● Source extract:
To J. D. Hooker   [9 May 1863]1

Leith Hill Place2

Saturday

My dear Hooker.

You give good advice about not writing in newspapers;3 I have been gnashing my teeth at my own folly; & this not caused by Owen’s sneers, which were so good that I almost enjoyed them.4 I have written once again to own to certain extent of truth in what he says;5 & then if I am ever such a fool again have no mercy on me.— I enclose A. Gray’s letter, as you might like to read all.6 I quite disagree with what he says about Lyell acting as a Judge on Species; I complain that he has not acted as a judge; I sometimes wish he had pronounced dead against us rather than possessed such inability to decide.— 7

I have read the Squib in Public Opinion:8 it is capital; if there is more & you have copy, do lend it. It shows well that a scientific man had better be trampled in dirt than squabble.

Our outing has not done much for Horace or myself;9 but I have been a bit better for the last 2 or 3 days.— I have been drawing diagrams, dissecting shoots & muddling my brain to a hopeless degree about the divergence of leaves & have, of course, utterly failed.10 But I can see that the subject is most curious & indeed astonishing. I wish you or Oliver could give me reference to some paper by Asa Gray, of which you told me.—11

I am sure you will like Bates’ book,12 & it will be a rest & pleasure to you to read it.

● Problem 1: Retype the letter to J. D. Hooker in full, word for word.
These rows have no connection to the letter.

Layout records
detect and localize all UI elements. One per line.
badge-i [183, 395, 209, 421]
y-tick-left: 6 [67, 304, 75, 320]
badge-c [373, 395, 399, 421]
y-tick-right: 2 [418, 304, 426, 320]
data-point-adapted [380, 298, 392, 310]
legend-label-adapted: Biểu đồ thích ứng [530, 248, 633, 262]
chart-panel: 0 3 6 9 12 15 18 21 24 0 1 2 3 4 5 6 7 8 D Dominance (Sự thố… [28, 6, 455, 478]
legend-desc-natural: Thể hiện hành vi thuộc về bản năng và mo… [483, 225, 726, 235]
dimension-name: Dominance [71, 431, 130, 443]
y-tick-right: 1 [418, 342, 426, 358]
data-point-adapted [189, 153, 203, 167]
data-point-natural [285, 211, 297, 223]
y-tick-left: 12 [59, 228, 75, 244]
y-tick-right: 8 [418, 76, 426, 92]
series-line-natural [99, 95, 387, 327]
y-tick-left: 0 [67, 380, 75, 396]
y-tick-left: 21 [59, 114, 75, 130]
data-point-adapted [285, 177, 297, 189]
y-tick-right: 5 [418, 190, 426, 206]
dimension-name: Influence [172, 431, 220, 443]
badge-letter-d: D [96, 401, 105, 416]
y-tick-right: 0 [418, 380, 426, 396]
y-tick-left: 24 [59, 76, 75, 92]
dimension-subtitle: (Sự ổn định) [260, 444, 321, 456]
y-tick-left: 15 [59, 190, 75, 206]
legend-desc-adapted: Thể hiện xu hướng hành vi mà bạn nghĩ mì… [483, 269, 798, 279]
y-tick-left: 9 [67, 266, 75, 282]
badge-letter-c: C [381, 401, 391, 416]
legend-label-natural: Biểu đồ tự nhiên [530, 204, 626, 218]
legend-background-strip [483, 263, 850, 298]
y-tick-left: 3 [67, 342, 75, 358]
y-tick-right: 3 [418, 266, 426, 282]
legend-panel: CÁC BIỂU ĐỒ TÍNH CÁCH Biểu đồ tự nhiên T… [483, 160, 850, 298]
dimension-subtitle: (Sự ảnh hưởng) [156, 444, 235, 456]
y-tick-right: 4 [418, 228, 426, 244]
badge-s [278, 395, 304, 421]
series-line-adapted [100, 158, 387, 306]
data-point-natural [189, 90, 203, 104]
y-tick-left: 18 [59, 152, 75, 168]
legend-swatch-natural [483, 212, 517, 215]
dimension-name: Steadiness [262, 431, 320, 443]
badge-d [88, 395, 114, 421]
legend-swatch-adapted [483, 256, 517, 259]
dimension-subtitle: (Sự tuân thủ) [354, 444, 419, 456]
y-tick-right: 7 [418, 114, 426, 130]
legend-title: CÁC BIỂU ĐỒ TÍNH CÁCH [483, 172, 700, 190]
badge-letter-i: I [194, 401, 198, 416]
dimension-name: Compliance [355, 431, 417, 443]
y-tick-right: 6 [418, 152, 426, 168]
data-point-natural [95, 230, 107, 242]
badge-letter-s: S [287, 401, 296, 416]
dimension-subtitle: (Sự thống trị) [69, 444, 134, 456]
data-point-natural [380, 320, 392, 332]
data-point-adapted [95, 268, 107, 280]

● Problem 2: Echo the layout rows from the very first one through the line containing "y-tick-left: 15 [59, 190, 75, 206]", inclusive, with no changes.

● Complete response 1:
To J. D. Hooker   [9 May 1863]1

Leith Hill Place2

Saturday

My dear Hooker.

You give good advice about not writing in newspapers;3 I have been gnashing my teeth at my own folly; & this not caused by Owen’s sneers, which were so good that I almost enjoyed them.4 I have written once again to own to certain extent of truth in what he says;5 & then if I am ever such a fool again have no mercy on me.— I enclose A. Gray’s letter, as you might like to read all.6 I quite disagree with what he says about Lyell acting as a Judge on Species; I complain that he has not acted as a judge; I sometimes wish he had pronounced dead against us rather than possessed such inability to decide.— 7

I have read the Squib in Public Opinion:8 it is capital; if there is more & you have copy, do lend it. It shows well that a scientific man had better be trampled in dirt than squabble.

Our outing has not done much for Horace or myself;9 but I have been a bit better for the last 2 or 3 days.— I have been drawing diagrams, dissecting shoots & muddling my brain to a hopeless degree about the divergence of leaves & have, of course, utterly failed.10 But I can see that the subject is most curious & indeed astonishing. I wish you or Oliver could give me reference to some paper by Asa Gray, of which you told me.—11

I am sure you will like Bates’ book,12 & it will be a rest & pleasure to you to read it.

● Complete response 2:
detect and localize all UI elements. One per line.
badge-i [183, 395, 209, 421]
y-tick-left: 6 [67, 304, 75, 320]
badge-c [373, 395, 399, 421]
y-tick-right: 2 [418, 304, 426, 320]
data-point-adapted [380, 298, 392, 310]
legend-label-adapted: Biểu đồ thích ứng [530, 248, 633, 262]
chart-panel: 0 3 6 9 12 15 18 21 24 0 1 2 3 4 5 6 7 8 D Dominance (Sự thố… [28, 6, 455, 478]
legend-desc-natural: Thể hiện hành vi thuộc về bản năng và mo… [483, 225, 726, 235]
dimension-name: Dominance [71, 431, 130, 443]
y-tick-right: 1 [418, 342, 426, 358]
data-point-adapted [189, 153, 203, 167]
data-point-natural [285, 211, 297, 223]
y-tick-left: 12 [59, 228, 75, 244]
y-tick-right: 8 [418, 76, 426, 92]
series-line-natural [99, 95, 387, 327]
y-tick-left: 0 [67, 380, 75, 396]
y-tick-left: 21 [59, 114, 75, 130]
data-point-adapted [285, 177, 297, 189]
y-tick-right: 5 [418, 190, 426, 206]
dimension-name: Influence [172, 431, 220, 443]
badge-letter-d: D [96, 401, 105, 416]
y-tick-right: 0 [418, 380, 426, 396]
y-tick-left: 24 [59, 76, 75, 92]
dimension-subtitle: (Sự ổn định) [260, 444, 321, 456]
y-tick-left: 15 [59, 190, 75, 206]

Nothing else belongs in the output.